▸ WHAT THE TASK REQUIRES: In the material below, the lines containing the word "modeled" are required; copy each of them.

▸ DATA RECORDS:
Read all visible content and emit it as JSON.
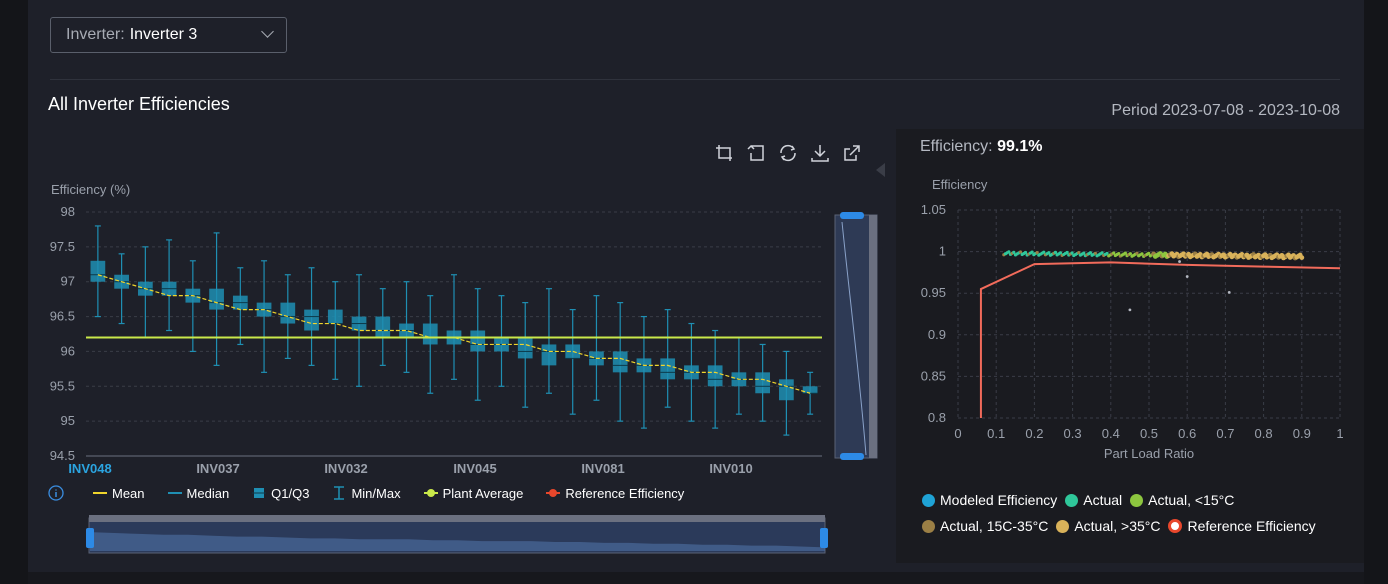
{
  "filter": {
    "label": "Inverter:",
    "value": "Inverter 3"
  },
  "section_title": "All Inverter Efficiencies",
  "period": "Period 2023-07-08 - 2023-10-08",
  "efficiency_readout": {
    "label": "Efficiency:",
    "value": "99.1%"
  },
  "colors": {
    "box": "#1f8fb3",
    "mean": "#f0d52c",
    "plant_average": "#c9e84a",
    "reference": "#f26b5b",
    "modeled": "#1fa3d6",
    "actual": "#2fc79a",
    "actual_lt15": "#8dc63f",
    "actual_15_35": "#9b7f45",
    "actual_gt35": "#d9b25a"
  },
  "legend_left": {
    "mean": "Mean",
    "median": "Median",
    "q1q3": "Q1/Q3",
    "minmax": "Min/Max",
    "plant_average": "Plant Average",
    "reference": "Reference Efficiency"
  },
  "legend_right": {
    "modeled": "Modeled Efficiency",
    "actual": "Actual",
    "actual_lt15": "Actual, <15°C",
    "actual_15_35": "Actual, 15C-35°C",
    "actual_gt35": "Actual, >35°C",
    "reference": "Reference Efficiency"
  },
  "chart_data": [
    {
      "type": "box",
      "ylabel": "Efficiency (%)",
      "ylim": [
        94.5,
        98
      ],
      "yticks": [
        94.5,
        95,
        95.5,
        96,
        96.5,
        97,
        97.5,
        98
      ],
      "x_tick_labels": [
        "INV048",
        "INV037",
        "INV032",
        "INV045",
        "INV081",
        "INV010"
      ],
      "plant_average": 96.2,
      "series": {
        "q1": [
          97.0,
          96.9,
          96.8,
          96.8,
          96.7,
          96.6,
          96.6,
          96.5,
          96.4,
          96.3,
          96.4,
          96.3,
          96.2,
          96.2,
          96.1,
          96.1,
          96.0,
          96.0,
          95.9,
          95.8,
          95.9,
          95.8,
          95.7,
          95.7,
          95.6,
          95.6,
          95.5,
          95.5,
          95.4,
          95.3,
          95.4
        ],
        "q3": [
          97.3,
          97.1,
          97.0,
          97.0,
          96.9,
          96.9,
          96.8,
          96.7,
          96.7,
          96.6,
          96.6,
          96.5,
          96.5,
          96.4,
          96.4,
          96.3,
          96.3,
          96.2,
          96.2,
          96.1,
          96.1,
          96.0,
          96.0,
          95.9,
          95.9,
          95.8,
          95.8,
          95.7,
          95.7,
          95.6,
          95.5
        ],
        "mean": [
          97.1,
          97.0,
          96.9,
          96.8,
          96.8,
          96.7,
          96.6,
          96.6,
          96.5,
          96.4,
          96.4,
          96.3,
          96.3,
          96.3,
          96.2,
          96.2,
          96.1,
          96.1,
          96.1,
          96.0,
          96.0,
          95.9,
          95.9,
          95.8,
          95.8,
          95.7,
          95.7,
          95.6,
          95.6,
          95.5,
          95.4
        ],
        "median": [
          97.1,
          97.0,
          96.9,
          96.9,
          96.8,
          96.7,
          96.7,
          96.6,
          96.5,
          96.5,
          96.4,
          96.4,
          96.3,
          96.3,
          96.2,
          96.2,
          96.1,
          96.1,
          96.0,
          96.0,
          95.9,
          95.9,
          95.8,
          95.8,
          95.7,
          95.7,
          95.6,
          95.6,
          95.5,
          95.5,
          95.4
        ],
        "min": [
          96.5,
          96.4,
          96.2,
          96.3,
          96.0,
          95.8,
          96.1,
          95.7,
          95.9,
          95.8,
          95.6,
          95.5,
          95.8,
          95.7,
          95.4,
          95.6,
          95.3,
          95.5,
          95.2,
          95.4,
          95.1,
          95.3,
          95.0,
          94.9,
          95.2,
          95.0,
          94.9,
          95.1,
          95.0,
          94.8,
          95.1
        ],
        "max": [
          97.8,
          97.4,
          97.5,
          97.6,
          97.3,
          97.7,
          97.2,
          97.3,
          97.1,
          97.2,
          97.0,
          97.1,
          96.9,
          97.0,
          96.8,
          97.1,
          96.9,
          96.8,
          96.7,
          96.9,
          96.6,
          96.8,
          96.7,
          96.5,
          96.6,
          96.4,
          96.3,
          96.2,
          96.1,
          96.0,
          95.7
        ]
      }
    },
    {
      "type": "scatter",
      "xlabel": "Part Load Ratio",
      "ylabel": "Efficiency",
      "xlim": [
        0,
        1
      ],
      "ylim": [
        0.8,
        1.05
      ],
      "xticks": [
        0,
        0.1,
        0.2,
        0.3,
        0.4,
        0.5,
        0.6,
        0.7,
        0.8,
        0.9,
        1
      ],
      "yticks": [
        0.8,
        0.85,
        0.9,
        0.95,
        1,
        1.05
      ],
      "reference_curve": {
        "x": [
          0.06,
          0.06,
          0.2,
          0.4,
          0.6,
          0.8,
          1.0
        ],
        "y": [
          0.8,
          0.955,
          0.985,
          0.987,
          0.984,
          0.982,
          0.98
        ]
      },
      "actual_band": {
        "x_start": 0.12,
        "x_end": 0.9,
        "y_start": 0.998,
        "y_end": 0.994
      },
      "outliers": [
        {
          "x": 0.45,
          "y": 0.93
        },
        {
          "x": 0.6,
          "y": 0.97
        },
        {
          "x": 0.71,
          "y": 0.951
        },
        {
          "x": 0.58,
          "y": 0.988
        }
      ]
    }
  ]
}
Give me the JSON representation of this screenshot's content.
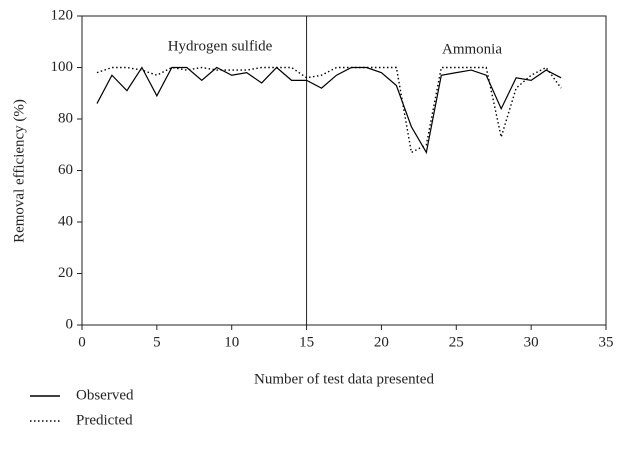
{
  "chart_data": {
    "type": "line",
    "x_label": "Number of test data presented",
    "y_label": "Removal efficiency (%)",
    "annotations": [
      "Hydrogen sulfide",
      "Ammonia"
    ],
    "divider_x": 15,
    "x": [
      1,
      2,
      3,
      4,
      5,
      6,
      7,
      8,
      9,
      10,
      11,
      12,
      13,
      14,
      15,
      16,
      17,
      18,
      19,
      20,
      21,
      22,
      23,
      24,
      25,
      26,
      27,
      28,
      29,
      30,
      31,
      32
    ],
    "series": [
      {
        "name": "Observed",
        "color": "#000000",
        "dash": "solid",
        "values": [
          86,
          97,
          91,
          100,
          89,
          100,
          100,
          95,
          100,
          97,
          98,
          94,
          100,
          95,
          95,
          92,
          97,
          100,
          100,
          98,
          93,
          77,
          67,
          97,
          98,
          99,
          97,
          84,
          96,
          95,
          99,
          96
        ]
      },
      {
        "name": "Predicted",
        "color": "#000000",
        "dash": "dotted",
        "values": [
          98,
          100,
          100,
          99,
          97,
          100,
          99,
          100,
          99,
          99,
          99,
          100,
          100,
          100,
          96,
          97,
          100,
          100,
          100,
          100,
          100,
          67,
          70,
          100,
          100,
          100,
          100,
          73,
          92,
          97,
          100,
          92
        ]
      }
    ],
    "xlim": [
      0,
      35
    ],
    "xticks": [
      0,
      5,
      10,
      15,
      20,
      25,
      30,
      35
    ],
    "ylim": [
      0,
      120
    ],
    "yticks": [
      0,
      20,
      40,
      60,
      80,
      100,
      120
    ],
    "grid": false
  }
}
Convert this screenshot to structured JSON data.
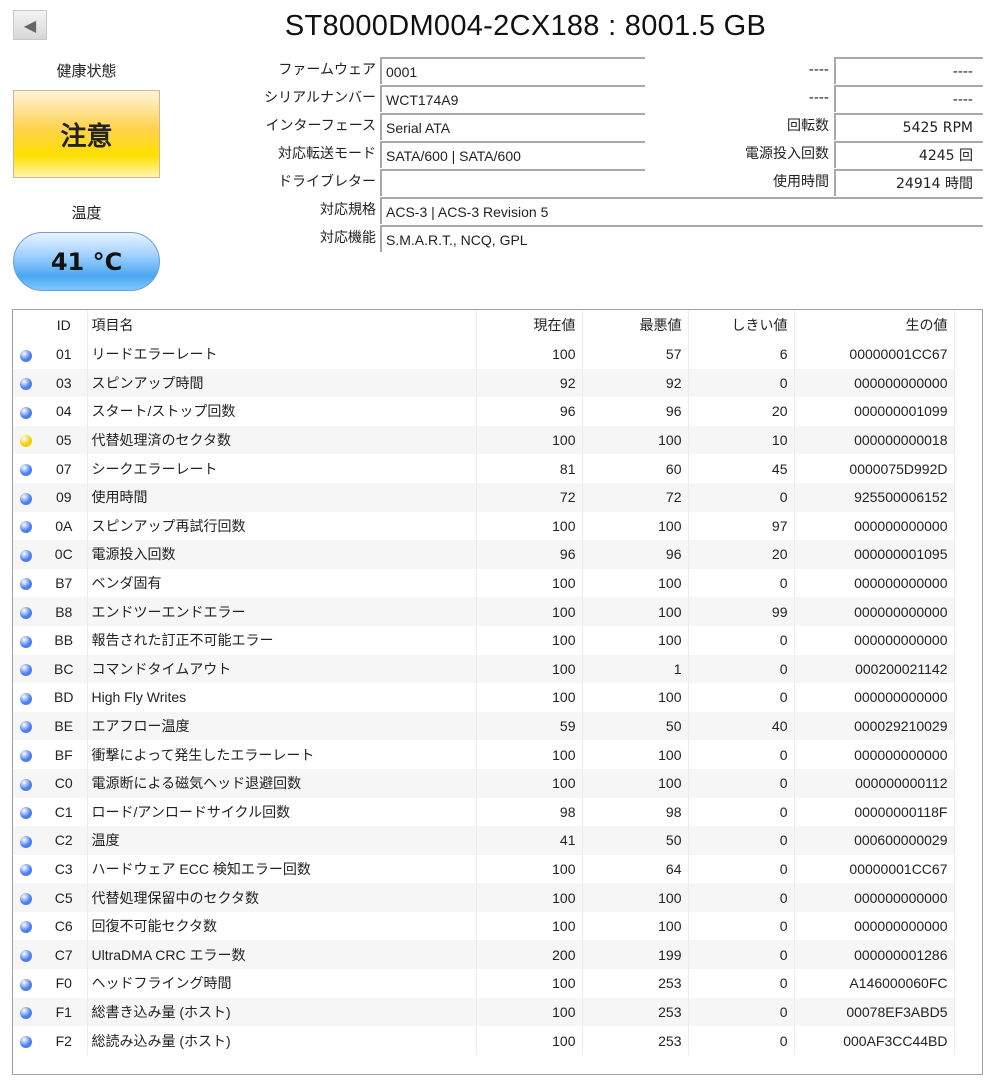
{
  "title": "ST8000DM004-2CX188 : 8001.5 GB",
  "left": {
    "health_label": "健康状態",
    "health_status": "注意",
    "temp_label": "温度",
    "temperature": "41 °C"
  },
  "info": [
    {
      "label": "ファームウェア",
      "value": "0001"
    },
    {
      "label": "シリアルナンバー",
      "value": "WCT174A9"
    },
    {
      "label": "インターフェース",
      "value": "Serial ATA"
    },
    {
      "label": "対応転送モード",
      "value": "SATA/600 | SATA/600"
    },
    {
      "label": "ドライブレター",
      "value": ""
    },
    {
      "label": "対応規格",
      "value": "ACS-3 | ACS-3 Revision 5"
    },
    {
      "label": "対応機能",
      "value": "S.M.A.R.T., NCQ, GPL"
    }
  ],
  "right": [
    {
      "label": "----",
      "value": "----"
    },
    {
      "label": "----",
      "value": "----"
    },
    {
      "label": "回転数",
      "value": "5425 RPM"
    },
    {
      "label": "電源投入回数",
      "value": "4245 回"
    },
    {
      "label": "使用時間",
      "value": "24914 時間"
    }
  ],
  "colors": {
    "good": "#4a7ef0",
    "caution": "#f0d000"
  },
  "table": {
    "headers": [
      "ID",
      "項目名",
      "現在値",
      "最悪値",
      "しきい値",
      "生の値"
    ],
    "rows": [
      {
        "status": "good",
        "id": "01",
        "name": "リードエラーレート",
        "cur": "100",
        "worst": "57",
        "thr": "6",
        "raw": "00000001CC67"
      },
      {
        "status": "good",
        "id": "03",
        "name": "スピンアップ時間",
        "cur": "92",
        "worst": "92",
        "thr": "0",
        "raw": "000000000000"
      },
      {
        "status": "good",
        "id": "04",
        "name": "スタート/ストップ回数",
        "cur": "96",
        "worst": "96",
        "thr": "20",
        "raw": "000000001099"
      },
      {
        "status": "caution",
        "id": "05",
        "name": "代替処理済のセクタ数",
        "cur": "100",
        "worst": "100",
        "thr": "10",
        "raw": "000000000018"
      },
      {
        "status": "good",
        "id": "07",
        "name": "シークエラーレート",
        "cur": "81",
        "worst": "60",
        "thr": "45",
        "raw": "0000075D992D"
      },
      {
        "status": "good",
        "id": "09",
        "name": "使用時間",
        "cur": "72",
        "worst": "72",
        "thr": "0",
        "raw": "925500006152"
      },
      {
        "status": "good",
        "id": "0A",
        "name": "スピンアップ再試行回数",
        "cur": "100",
        "worst": "100",
        "thr": "97",
        "raw": "000000000000"
      },
      {
        "status": "good",
        "id": "0C",
        "name": "電源投入回数",
        "cur": "96",
        "worst": "96",
        "thr": "20",
        "raw": "000000001095"
      },
      {
        "status": "good",
        "id": "B7",
        "name": "ベンダ固有",
        "cur": "100",
        "worst": "100",
        "thr": "0",
        "raw": "000000000000"
      },
      {
        "status": "good",
        "id": "B8",
        "name": "エンドツーエンドエラー",
        "cur": "100",
        "worst": "100",
        "thr": "99",
        "raw": "000000000000"
      },
      {
        "status": "good",
        "id": "BB",
        "name": "報告された訂正不可能エラー",
        "cur": "100",
        "worst": "100",
        "thr": "0",
        "raw": "000000000000"
      },
      {
        "status": "good",
        "id": "BC",
        "name": "コマンドタイムアウト",
        "cur": "100",
        "worst": "1",
        "thr": "0",
        "raw": "000200021142"
      },
      {
        "status": "good",
        "id": "BD",
        "name": "High Fly Writes",
        "cur": "100",
        "worst": "100",
        "thr": "0",
        "raw": "000000000000"
      },
      {
        "status": "good",
        "id": "BE",
        "name": "エアフロー温度",
        "cur": "59",
        "worst": "50",
        "thr": "40",
        "raw": "000029210029"
      },
      {
        "status": "good",
        "id": "BF",
        "name": "衝撃によって発生したエラーレート",
        "cur": "100",
        "worst": "100",
        "thr": "0",
        "raw": "000000000000"
      },
      {
        "status": "good",
        "id": "C0",
        "name": "電源断による磁気ヘッド退避回数",
        "cur": "100",
        "worst": "100",
        "thr": "0",
        "raw": "000000000112"
      },
      {
        "status": "good",
        "id": "C1",
        "name": "ロード/アンロードサイクル回数",
        "cur": "98",
        "worst": "98",
        "thr": "0",
        "raw": "00000000118F"
      },
      {
        "status": "good",
        "id": "C2",
        "name": "温度",
        "cur": "41",
        "worst": "50",
        "thr": "0",
        "raw": "000600000029"
      },
      {
        "status": "good",
        "id": "C3",
        "name": "ハードウェア ECC 検知エラー回数",
        "cur": "100",
        "worst": "64",
        "thr": "0",
        "raw": "00000001CC67"
      },
      {
        "status": "good",
        "id": "C5",
        "name": "代替処理保留中のセクタ数",
        "cur": "100",
        "worst": "100",
        "thr": "0",
        "raw": "000000000000"
      },
      {
        "status": "good",
        "id": "C6",
        "name": "回復不可能セクタ数",
        "cur": "100",
        "worst": "100",
        "thr": "0",
        "raw": "000000000000"
      },
      {
        "status": "good",
        "id": "C7",
        "name": "UltraDMA CRC エラー数",
        "cur": "200",
        "worst": "199",
        "thr": "0",
        "raw": "000000001286"
      },
      {
        "status": "good",
        "id": "F0",
        "name": "ヘッドフライング時間",
        "cur": "100",
        "worst": "253",
        "thr": "0",
        "raw": "A146000060FC"
      },
      {
        "status": "good",
        "id": "F1",
        "name": "総書き込み量 (ホスト)",
        "cur": "100",
        "worst": "253",
        "thr": "0",
        "raw": "00078EF3ABD5"
      },
      {
        "status": "good",
        "id": "F2",
        "name": "総読み込み量 (ホスト)",
        "cur": "100",
        "worst": "253",
        "thr": "0",
        "raw": "000AF3CC44BD"
      }
    ]
  }
}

▸ RESPONSE TO THIS TASK:
    "modeled": "#1fa3d6",
    "modeled": "Modeled Efficiency",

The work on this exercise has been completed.